把下面这几行重新写出来，将其中的“Polygon shape”替换成“Polygon”，其余一律不变：从含有“Text: 13: 13 <box>878 14 897 29</box>”的那一行开始，写到含有“Bar <box>881 158 969 326</box>”的那一行为止。

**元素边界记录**
-.-.-
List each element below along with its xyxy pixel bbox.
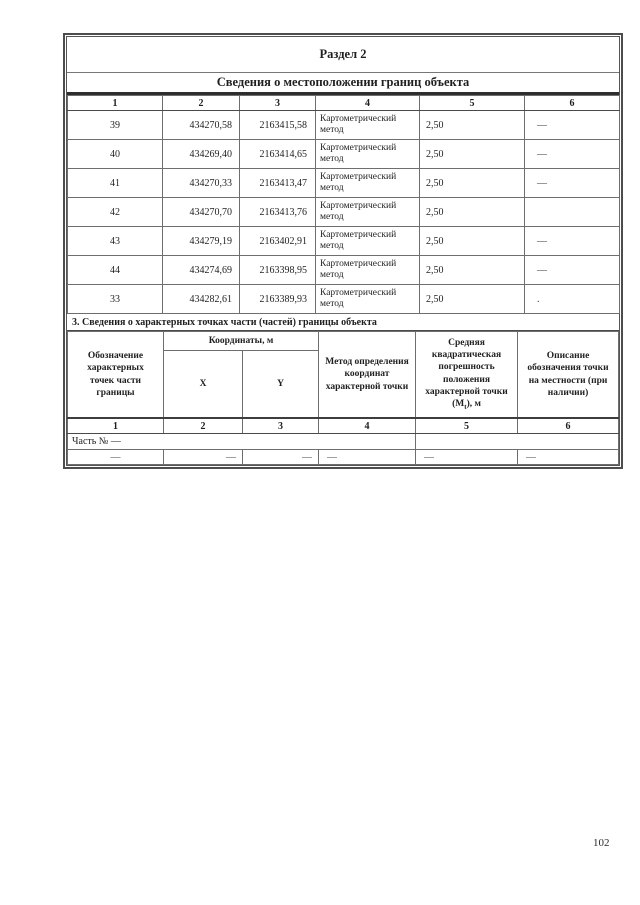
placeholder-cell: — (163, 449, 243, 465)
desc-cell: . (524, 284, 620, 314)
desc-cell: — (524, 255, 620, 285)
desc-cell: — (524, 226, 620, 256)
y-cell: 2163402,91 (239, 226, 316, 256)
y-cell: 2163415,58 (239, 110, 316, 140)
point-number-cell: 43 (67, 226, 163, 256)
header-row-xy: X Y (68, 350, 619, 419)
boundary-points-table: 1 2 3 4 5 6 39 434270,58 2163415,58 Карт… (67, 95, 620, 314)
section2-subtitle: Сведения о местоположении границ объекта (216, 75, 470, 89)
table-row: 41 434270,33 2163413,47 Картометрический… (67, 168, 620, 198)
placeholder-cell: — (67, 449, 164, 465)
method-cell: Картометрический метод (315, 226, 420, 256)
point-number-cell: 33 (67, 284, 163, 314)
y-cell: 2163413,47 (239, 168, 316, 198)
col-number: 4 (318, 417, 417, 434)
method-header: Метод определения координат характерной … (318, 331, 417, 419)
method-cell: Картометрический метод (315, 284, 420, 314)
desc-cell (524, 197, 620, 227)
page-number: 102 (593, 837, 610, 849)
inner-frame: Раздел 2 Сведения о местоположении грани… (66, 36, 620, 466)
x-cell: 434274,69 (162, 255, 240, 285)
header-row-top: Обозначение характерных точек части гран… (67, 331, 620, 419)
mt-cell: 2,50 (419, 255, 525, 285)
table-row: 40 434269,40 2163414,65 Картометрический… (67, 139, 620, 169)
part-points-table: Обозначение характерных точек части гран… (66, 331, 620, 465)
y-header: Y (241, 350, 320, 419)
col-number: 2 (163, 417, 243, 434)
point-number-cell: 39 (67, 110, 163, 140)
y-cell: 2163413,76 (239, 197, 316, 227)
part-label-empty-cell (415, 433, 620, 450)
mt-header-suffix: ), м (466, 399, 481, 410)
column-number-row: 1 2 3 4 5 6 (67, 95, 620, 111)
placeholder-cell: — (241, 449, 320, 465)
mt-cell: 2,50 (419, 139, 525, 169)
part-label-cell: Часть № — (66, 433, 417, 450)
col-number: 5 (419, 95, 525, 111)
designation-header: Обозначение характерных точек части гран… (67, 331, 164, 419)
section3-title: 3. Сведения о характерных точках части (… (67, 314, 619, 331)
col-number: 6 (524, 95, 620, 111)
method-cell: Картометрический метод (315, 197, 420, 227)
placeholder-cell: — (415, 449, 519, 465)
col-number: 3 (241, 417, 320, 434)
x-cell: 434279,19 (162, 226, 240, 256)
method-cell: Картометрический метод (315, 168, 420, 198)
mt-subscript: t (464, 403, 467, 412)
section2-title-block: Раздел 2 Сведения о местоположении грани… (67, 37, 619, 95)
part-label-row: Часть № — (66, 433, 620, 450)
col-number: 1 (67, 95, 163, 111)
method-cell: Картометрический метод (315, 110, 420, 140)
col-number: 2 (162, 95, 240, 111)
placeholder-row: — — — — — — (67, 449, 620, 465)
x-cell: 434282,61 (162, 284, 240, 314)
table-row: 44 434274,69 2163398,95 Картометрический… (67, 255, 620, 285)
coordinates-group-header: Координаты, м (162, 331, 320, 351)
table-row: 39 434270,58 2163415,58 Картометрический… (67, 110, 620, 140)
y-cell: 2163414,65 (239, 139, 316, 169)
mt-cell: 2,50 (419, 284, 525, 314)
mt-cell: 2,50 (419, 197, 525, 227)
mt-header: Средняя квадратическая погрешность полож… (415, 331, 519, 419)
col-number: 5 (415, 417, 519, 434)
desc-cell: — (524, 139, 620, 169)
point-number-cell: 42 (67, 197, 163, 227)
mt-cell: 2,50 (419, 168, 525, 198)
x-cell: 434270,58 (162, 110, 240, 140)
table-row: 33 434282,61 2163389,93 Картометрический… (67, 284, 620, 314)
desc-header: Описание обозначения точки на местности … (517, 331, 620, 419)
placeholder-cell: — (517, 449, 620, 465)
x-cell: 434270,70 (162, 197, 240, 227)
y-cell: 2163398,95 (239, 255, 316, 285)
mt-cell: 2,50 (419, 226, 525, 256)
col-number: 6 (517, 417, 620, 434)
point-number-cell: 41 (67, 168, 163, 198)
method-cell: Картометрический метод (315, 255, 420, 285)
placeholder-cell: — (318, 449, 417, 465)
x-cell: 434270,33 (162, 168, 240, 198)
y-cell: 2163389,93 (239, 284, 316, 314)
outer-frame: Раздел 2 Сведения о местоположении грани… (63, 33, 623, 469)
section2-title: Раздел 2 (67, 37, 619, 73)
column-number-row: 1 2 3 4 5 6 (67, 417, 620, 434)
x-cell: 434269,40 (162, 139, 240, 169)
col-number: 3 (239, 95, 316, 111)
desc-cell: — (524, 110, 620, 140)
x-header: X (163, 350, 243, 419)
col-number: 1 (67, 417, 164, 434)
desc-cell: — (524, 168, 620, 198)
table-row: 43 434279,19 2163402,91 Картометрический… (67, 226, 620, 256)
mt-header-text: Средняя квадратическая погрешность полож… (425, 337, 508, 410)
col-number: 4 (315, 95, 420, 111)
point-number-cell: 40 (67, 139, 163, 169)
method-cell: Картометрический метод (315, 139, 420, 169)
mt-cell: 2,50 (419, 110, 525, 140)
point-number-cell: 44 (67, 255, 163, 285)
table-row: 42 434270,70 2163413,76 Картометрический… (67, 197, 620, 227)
-.-.-
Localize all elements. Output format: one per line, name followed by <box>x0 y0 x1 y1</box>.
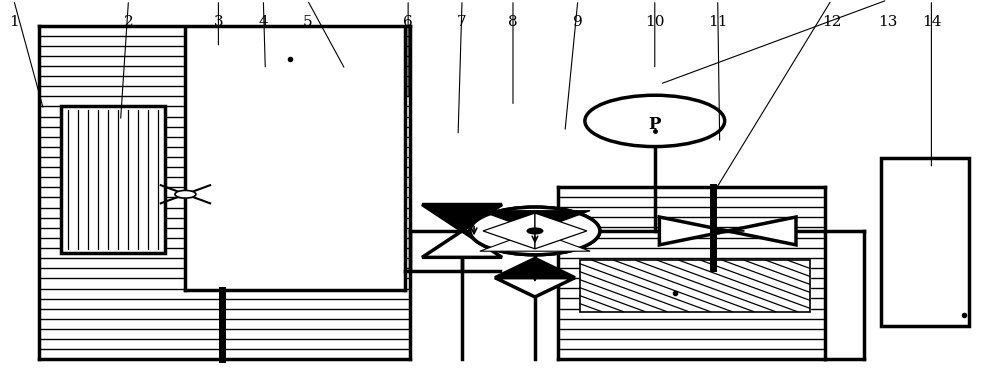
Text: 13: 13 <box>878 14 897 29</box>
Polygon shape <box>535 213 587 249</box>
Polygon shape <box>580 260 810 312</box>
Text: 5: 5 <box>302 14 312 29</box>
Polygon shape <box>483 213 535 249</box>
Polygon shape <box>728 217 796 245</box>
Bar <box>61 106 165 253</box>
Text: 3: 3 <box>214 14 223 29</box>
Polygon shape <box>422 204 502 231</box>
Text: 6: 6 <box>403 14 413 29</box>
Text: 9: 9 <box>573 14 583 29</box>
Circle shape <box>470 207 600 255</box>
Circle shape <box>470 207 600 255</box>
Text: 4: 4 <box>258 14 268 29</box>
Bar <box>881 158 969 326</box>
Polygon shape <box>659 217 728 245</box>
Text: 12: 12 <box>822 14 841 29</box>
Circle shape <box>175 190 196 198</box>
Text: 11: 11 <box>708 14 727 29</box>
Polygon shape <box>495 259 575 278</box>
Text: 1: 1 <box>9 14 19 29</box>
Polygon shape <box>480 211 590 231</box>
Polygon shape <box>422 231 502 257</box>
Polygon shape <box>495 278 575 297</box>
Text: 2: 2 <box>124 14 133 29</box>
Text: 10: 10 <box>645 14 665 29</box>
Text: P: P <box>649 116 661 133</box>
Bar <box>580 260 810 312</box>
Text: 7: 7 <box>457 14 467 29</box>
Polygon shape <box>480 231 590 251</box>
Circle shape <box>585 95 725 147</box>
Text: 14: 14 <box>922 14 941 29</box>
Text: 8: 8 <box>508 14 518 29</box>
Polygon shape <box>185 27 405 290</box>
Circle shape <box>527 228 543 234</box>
-.-.-
**本题作答**
Text: 13: 13 <box>878 14 897 29</box>
Polygon <box>535 213 587 249</box>
Polygon <box>580 260 810 312</box>
Text: 5: 5 <box>302 14 312 29</box>
Polygon <box>483 213 535 249</box>
Polygon <box>728 217 796 245</box>
Bar <box>61 106 165 253</box>
Text: 3: 3 <box>214 14 223 29</box>
Polygon <box>422 204 502 231</box>
Text: 6: 6 <box>403 14 413 29</box>
Text: 9: 9 <box>573 14 583 29</box>
Circle shape <box>470 207 600 255</box>
Circle shape <box>470 207 600 255</box>
Text: 4: 4 <box>258 14 268 29</box>
Bar <box>881 158 969 326</box>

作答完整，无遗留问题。